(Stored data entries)
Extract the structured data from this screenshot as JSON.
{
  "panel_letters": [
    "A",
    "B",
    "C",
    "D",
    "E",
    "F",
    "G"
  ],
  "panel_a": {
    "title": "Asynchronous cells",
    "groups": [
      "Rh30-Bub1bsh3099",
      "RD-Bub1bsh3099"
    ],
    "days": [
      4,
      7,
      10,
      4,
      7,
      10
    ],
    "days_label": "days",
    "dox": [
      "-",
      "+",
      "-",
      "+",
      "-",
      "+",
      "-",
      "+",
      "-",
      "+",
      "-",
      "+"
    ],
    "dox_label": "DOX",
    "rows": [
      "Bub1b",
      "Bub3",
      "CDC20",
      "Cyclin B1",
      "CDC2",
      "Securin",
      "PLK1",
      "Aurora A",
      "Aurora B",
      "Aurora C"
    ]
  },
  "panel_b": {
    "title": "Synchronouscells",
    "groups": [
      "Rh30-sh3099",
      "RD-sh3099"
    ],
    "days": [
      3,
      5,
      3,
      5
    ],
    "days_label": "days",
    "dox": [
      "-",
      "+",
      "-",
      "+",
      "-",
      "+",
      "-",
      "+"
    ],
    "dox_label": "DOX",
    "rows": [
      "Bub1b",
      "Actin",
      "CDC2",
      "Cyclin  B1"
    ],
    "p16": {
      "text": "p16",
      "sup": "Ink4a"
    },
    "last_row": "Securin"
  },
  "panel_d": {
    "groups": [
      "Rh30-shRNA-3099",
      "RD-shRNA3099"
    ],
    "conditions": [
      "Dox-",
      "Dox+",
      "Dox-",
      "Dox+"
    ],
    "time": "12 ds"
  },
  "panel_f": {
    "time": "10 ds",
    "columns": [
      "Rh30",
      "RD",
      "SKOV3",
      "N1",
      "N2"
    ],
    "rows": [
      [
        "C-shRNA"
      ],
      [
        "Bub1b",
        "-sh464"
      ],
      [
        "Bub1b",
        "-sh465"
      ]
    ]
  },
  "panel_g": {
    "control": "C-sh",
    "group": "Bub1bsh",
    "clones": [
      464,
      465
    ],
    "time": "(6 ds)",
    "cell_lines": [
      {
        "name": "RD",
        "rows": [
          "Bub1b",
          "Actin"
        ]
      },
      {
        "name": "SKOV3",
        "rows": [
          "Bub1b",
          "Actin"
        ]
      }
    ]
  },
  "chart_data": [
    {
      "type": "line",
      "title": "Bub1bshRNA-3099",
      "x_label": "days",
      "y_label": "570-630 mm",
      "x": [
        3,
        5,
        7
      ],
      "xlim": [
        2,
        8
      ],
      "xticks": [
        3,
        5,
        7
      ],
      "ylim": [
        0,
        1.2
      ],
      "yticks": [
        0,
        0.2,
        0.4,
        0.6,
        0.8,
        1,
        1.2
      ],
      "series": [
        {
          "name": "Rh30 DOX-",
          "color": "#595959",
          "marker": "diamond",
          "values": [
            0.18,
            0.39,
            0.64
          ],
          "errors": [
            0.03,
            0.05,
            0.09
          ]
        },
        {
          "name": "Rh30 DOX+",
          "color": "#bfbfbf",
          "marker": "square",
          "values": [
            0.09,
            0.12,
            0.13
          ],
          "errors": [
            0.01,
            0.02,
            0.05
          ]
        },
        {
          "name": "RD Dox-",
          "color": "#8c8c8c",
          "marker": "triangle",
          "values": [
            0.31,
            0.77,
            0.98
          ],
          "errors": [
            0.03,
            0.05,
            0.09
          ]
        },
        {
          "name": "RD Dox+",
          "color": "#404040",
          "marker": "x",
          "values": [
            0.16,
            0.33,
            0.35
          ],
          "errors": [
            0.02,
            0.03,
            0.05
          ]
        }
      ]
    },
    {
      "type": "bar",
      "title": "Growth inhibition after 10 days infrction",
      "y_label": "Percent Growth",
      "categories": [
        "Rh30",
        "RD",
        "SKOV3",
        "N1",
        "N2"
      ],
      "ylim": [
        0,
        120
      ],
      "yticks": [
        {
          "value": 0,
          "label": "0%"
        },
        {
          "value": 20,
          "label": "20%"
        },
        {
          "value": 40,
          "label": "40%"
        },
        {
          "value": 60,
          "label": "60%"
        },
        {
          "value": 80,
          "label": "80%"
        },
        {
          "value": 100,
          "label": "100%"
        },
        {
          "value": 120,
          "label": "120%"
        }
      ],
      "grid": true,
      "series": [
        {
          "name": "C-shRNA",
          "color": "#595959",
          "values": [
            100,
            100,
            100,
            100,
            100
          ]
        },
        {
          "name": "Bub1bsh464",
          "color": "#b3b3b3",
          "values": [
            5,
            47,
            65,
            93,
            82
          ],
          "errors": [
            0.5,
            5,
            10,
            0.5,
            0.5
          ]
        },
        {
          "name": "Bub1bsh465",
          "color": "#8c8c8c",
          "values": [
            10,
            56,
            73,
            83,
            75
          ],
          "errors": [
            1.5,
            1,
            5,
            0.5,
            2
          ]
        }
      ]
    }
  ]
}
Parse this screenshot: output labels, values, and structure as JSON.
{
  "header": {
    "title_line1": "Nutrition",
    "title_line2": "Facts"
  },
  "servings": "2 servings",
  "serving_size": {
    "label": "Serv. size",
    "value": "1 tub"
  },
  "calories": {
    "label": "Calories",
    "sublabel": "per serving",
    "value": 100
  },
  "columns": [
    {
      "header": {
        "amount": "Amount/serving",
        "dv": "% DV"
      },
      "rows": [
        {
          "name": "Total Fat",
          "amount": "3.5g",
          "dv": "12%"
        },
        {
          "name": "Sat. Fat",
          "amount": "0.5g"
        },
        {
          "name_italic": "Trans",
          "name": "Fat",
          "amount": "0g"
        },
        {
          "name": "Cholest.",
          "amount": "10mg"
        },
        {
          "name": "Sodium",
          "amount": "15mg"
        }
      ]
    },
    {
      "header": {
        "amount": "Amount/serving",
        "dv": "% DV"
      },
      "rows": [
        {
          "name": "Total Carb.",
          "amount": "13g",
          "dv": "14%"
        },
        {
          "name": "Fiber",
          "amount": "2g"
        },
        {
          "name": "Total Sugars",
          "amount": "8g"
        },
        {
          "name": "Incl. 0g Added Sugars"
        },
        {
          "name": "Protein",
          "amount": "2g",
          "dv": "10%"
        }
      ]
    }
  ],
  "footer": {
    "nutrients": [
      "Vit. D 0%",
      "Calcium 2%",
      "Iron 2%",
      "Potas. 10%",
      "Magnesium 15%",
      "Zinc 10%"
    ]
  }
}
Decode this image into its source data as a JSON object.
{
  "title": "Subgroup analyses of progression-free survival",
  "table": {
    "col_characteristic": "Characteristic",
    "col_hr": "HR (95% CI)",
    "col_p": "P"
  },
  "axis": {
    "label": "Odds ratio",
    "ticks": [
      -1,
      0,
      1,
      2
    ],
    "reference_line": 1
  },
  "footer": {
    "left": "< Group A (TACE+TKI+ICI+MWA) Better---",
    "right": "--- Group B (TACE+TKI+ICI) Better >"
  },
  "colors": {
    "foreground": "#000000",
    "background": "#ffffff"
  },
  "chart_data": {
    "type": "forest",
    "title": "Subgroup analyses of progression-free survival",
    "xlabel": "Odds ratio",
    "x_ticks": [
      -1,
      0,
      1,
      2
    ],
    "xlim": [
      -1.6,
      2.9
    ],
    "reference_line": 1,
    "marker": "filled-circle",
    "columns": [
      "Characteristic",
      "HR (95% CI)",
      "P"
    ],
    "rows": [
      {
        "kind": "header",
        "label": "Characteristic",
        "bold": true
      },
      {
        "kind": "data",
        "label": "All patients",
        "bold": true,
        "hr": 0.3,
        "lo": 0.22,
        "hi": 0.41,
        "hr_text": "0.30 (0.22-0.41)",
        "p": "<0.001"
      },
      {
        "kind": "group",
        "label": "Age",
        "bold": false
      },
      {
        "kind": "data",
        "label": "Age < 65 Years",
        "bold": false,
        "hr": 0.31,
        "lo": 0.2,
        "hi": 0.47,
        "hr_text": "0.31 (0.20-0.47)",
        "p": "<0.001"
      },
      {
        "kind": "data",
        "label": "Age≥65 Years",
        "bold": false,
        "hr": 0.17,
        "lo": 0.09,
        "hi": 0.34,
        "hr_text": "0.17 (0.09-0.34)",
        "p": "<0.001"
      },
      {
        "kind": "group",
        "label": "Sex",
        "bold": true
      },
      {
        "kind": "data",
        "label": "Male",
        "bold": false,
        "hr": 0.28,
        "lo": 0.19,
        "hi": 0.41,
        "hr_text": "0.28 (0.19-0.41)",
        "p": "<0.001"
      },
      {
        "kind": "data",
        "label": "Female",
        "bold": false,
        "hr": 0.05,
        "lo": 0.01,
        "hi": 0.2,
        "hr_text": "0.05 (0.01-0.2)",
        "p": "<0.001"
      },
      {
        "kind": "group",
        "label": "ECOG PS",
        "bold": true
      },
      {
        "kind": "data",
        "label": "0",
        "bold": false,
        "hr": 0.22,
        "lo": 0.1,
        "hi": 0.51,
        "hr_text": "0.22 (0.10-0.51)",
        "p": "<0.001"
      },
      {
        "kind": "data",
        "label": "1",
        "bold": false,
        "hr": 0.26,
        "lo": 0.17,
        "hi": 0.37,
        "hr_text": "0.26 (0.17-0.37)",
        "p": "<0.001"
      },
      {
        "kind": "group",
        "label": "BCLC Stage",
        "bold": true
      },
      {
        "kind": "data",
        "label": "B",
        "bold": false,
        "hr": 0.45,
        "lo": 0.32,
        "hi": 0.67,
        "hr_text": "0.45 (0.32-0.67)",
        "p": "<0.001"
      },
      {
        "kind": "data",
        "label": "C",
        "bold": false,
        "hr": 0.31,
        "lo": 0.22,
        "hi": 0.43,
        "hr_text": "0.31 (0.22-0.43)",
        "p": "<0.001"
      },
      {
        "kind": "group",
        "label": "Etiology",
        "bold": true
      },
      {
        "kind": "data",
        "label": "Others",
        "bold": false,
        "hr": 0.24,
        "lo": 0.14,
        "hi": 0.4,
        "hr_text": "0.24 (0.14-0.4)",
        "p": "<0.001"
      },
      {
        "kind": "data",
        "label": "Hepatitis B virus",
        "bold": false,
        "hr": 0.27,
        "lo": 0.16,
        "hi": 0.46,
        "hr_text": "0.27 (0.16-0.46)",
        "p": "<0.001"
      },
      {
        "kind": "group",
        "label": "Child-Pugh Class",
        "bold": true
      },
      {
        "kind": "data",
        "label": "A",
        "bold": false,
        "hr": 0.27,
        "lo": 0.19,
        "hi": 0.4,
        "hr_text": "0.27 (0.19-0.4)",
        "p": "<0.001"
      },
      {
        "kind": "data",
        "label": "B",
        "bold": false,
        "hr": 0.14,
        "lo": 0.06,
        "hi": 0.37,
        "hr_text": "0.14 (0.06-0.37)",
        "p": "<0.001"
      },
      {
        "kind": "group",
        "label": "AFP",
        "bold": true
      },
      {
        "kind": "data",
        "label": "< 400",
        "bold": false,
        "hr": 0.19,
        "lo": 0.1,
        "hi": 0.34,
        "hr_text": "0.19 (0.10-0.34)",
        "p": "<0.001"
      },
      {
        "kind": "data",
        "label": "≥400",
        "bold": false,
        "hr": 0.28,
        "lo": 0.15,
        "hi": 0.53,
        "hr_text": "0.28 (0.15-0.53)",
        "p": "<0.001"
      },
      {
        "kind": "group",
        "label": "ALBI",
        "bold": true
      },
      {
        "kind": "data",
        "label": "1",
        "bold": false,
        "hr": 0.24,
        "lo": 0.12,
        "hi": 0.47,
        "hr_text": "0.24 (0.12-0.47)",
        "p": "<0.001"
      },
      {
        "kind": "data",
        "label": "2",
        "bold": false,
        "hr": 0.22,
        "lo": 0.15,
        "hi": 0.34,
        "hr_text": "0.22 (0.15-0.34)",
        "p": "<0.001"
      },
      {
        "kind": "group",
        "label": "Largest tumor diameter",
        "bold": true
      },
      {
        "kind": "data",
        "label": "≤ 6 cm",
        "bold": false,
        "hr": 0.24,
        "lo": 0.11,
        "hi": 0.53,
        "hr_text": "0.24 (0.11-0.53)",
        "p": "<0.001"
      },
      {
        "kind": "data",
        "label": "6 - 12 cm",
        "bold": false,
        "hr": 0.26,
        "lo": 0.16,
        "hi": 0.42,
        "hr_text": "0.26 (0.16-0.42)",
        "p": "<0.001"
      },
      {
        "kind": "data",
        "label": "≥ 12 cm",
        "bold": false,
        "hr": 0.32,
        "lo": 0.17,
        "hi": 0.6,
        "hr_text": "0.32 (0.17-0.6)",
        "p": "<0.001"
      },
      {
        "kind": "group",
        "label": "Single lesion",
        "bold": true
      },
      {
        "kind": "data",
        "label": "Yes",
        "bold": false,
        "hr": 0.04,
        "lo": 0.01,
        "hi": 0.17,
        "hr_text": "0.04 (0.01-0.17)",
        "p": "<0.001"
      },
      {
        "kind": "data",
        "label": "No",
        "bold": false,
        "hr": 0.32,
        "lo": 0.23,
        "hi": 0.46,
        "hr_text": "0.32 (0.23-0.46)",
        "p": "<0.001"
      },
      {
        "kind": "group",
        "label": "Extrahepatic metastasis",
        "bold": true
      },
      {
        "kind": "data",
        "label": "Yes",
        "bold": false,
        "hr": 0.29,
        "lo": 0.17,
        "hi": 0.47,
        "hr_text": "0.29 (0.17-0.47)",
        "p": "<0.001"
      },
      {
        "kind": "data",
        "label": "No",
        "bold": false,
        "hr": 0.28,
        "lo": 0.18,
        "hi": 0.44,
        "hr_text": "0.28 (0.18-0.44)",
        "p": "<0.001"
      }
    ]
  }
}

_WHAT THIS TASK INVOLVES:_ Match on "Characteristic" and report each line of the data above that has it.

_YOUR SOLUTION:_
    "col_characteristic": "Characteristic",
      "Characteristic",
        "label": "Characteristic",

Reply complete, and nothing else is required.